____ Information

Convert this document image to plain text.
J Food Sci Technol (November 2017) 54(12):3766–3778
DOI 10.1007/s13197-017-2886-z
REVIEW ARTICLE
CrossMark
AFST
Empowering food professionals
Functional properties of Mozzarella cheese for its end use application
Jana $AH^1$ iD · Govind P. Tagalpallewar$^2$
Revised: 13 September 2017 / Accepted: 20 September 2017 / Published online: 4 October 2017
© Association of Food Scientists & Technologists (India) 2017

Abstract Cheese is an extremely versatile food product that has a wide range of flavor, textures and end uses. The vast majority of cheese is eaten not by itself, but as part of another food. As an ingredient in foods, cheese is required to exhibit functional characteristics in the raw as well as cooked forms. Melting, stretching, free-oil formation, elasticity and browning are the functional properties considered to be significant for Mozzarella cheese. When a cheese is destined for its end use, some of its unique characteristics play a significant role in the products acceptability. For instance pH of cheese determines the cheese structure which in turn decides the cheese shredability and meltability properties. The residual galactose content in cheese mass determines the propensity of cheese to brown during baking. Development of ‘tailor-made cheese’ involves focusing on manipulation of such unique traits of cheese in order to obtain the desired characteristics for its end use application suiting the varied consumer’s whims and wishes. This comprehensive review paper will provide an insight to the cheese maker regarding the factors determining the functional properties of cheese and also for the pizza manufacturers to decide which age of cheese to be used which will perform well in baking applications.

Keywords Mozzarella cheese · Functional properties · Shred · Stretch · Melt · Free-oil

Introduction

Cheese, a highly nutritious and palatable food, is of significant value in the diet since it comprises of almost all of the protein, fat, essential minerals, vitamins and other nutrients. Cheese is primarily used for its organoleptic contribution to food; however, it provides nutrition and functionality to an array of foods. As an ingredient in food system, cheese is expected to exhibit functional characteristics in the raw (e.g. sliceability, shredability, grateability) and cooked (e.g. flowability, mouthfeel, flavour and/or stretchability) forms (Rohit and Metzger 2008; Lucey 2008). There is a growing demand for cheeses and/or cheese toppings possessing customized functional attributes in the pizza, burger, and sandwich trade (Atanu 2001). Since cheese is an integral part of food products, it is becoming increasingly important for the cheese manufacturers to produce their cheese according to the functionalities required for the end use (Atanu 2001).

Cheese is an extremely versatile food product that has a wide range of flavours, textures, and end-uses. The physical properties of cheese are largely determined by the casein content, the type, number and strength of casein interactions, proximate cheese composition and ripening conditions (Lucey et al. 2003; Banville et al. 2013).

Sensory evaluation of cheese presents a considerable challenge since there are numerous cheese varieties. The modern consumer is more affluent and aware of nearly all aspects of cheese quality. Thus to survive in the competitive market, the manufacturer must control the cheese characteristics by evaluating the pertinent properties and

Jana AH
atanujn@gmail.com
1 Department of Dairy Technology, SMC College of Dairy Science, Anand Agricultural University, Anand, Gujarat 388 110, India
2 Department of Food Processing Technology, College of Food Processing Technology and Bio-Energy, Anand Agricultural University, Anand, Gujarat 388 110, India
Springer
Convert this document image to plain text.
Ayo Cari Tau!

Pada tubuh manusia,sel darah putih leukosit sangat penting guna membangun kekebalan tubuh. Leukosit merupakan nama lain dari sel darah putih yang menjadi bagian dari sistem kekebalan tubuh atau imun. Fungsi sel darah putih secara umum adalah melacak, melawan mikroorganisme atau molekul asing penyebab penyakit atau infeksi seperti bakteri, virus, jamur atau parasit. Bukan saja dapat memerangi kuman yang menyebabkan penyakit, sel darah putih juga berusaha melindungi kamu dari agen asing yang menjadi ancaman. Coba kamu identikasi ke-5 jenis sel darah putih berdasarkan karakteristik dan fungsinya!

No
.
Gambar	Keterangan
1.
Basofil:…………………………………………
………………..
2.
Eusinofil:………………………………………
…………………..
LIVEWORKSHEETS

________

Exercise requirements:
All records are to be retyped exactly. None may be omitted.

Result for this task:
Convert this document image to plain text.
J Food Sci Technol (November 2017) 54(12):3766–3778
DOI 10.1007/s13197-017-2886-z
REVIEW ARTICLE
CrossMark
AFST
Empowering food professionals
Functional properties of Mozzarella cheese for its end use application
Jana $AH^1$ iD · Govind P. Tagalpallewar$^2$
Revised: 13 September 2017 / Accepted: 20 September 2017 / Published online: 4 October 2017
© Association of Food Scientists & Technologists (India) 2017

Abstract Cheese is an extremely versatile food product that has a wide range of flavor, textures and end uses. The vast majority of cheese is eaten not by itself, but as part of another food. As an ingredient in foods, cheese is required to exhibit functional characteristics in the raw as well as cooked forms. Melting, stretching, free-oil formation, elasticity and browning are the functional properties considered to be significant for Mozzarella cheese. When a cheese is destined for its end use, some of its unique characteristics play a significant role in the products acceptability. For instance pH of cheese determines the cheese structure which in turn decides the cheese shredability and meltability properties. The residual galactose content in cheese mass determines the propensity of cheese to brown during baking. Development of ‘tailor-made cheese’ involves focusing on manipulation of such unique traits of cheese in order to obtain the desired characteristics for its end use application suiting the varied consumer’s whims and wishes. This comprehensive review paper will provide an insight to the cheese maker regarding the factors determining the functional properties of cheese and also for the pizza manufacturers to decide which age of cheese to be used which will perform well in baking applications.

Keywords Mozzarella cheese · Functional properties · Shred · Stretch · Melt · Free-oil

Introduction

Cheese, a highly nutritious and palatable food, is of significant value in the diet since it comprises of almost all of the protein, fat, essential minerals, vitamins and other nutrients. Cheese is primarily used for its organoleptic contribution to food; however, it provides nutrition and functionality to an array of foods. As an ingredient in food system, cheese is expected to exhibit functional characteristics in the raw (e.g. sliceability, shredability, grateability) and cooked (e.g. flowability, mouthfeel, flavour and/or stretchability) forms (Rohit and Metzger 2008; Lucey 2008). There is a growing demand for cheeses and/or cheese toppings possessing customized functional attributes in the pizza, burger, and sandwich trade (Atanu 2001). Since cheese is an integral part of food products, it is becoming increasingly important for the cheese manufacturers to produce their cheese according to the functionalities required for the end use (Atanu 2001).

Cheese is an extremely versatile food product that has a wide range of flavours, textures, and end-uses. The physical properties of cheese are largely determined by the casein content, the type, number and strength of casein interactions, proximate cheese composition and ripening conditions (Lucey et al. 2003; Banville et al. 2013).

Sensory evaluation of cheese presents a considerable challenge since there are numerous cheese varieties. The modern consumer is more affluent and aware of nearly all aspects of cheese quality. Thus to survive in the competitive market, the manufacturer must control the cheese characteristics by evaluating the pertinent properties and

Jana AH
atanujn@gmail.com
1 Department of Dairy Technology, SMC College of Dairy Science, Anand Agricultural University, Anand, Gujarat 388 110, India
2 Department of Food Processing Technology, College of Food Processing Technology and Bio-Energy, Anand Agricultural University, Anand, Gujarat 388 110, India
Springer
Convert this document image to plain text.
Ayo Cari Tau!

Pada tubuh manusia,sel darah putih leukosit sangat penting guna membangun kekebalan tubuh. Leukosit merupakan nama lain dari sel darah putih yang menjadi bagian dari sistem kekebalan tubuh atau imun. Fungsi sel darah putih secara umum adalah melacak, melawan mikroorganisme atau molekul asing penyebab penyakit atau infeksi seperti bakteri, virus, jamur atau parasit. Bukan saja dapat memerangi kuman yang menyebabkan penyakit, sel darah putih juga berusaha melindungi kamu dari agen asing yang menjadi ancaman. Coba kamu identikasi ke-5 jenis sel darah putih berdasarkan karakteristik dan fungsinya!

No
.
Gambar	Keterangan
1.
Basofil:…………………………………………
………………..
2.
Eusinofil:………………………………………
…………………..
LIVEWORKSHEETS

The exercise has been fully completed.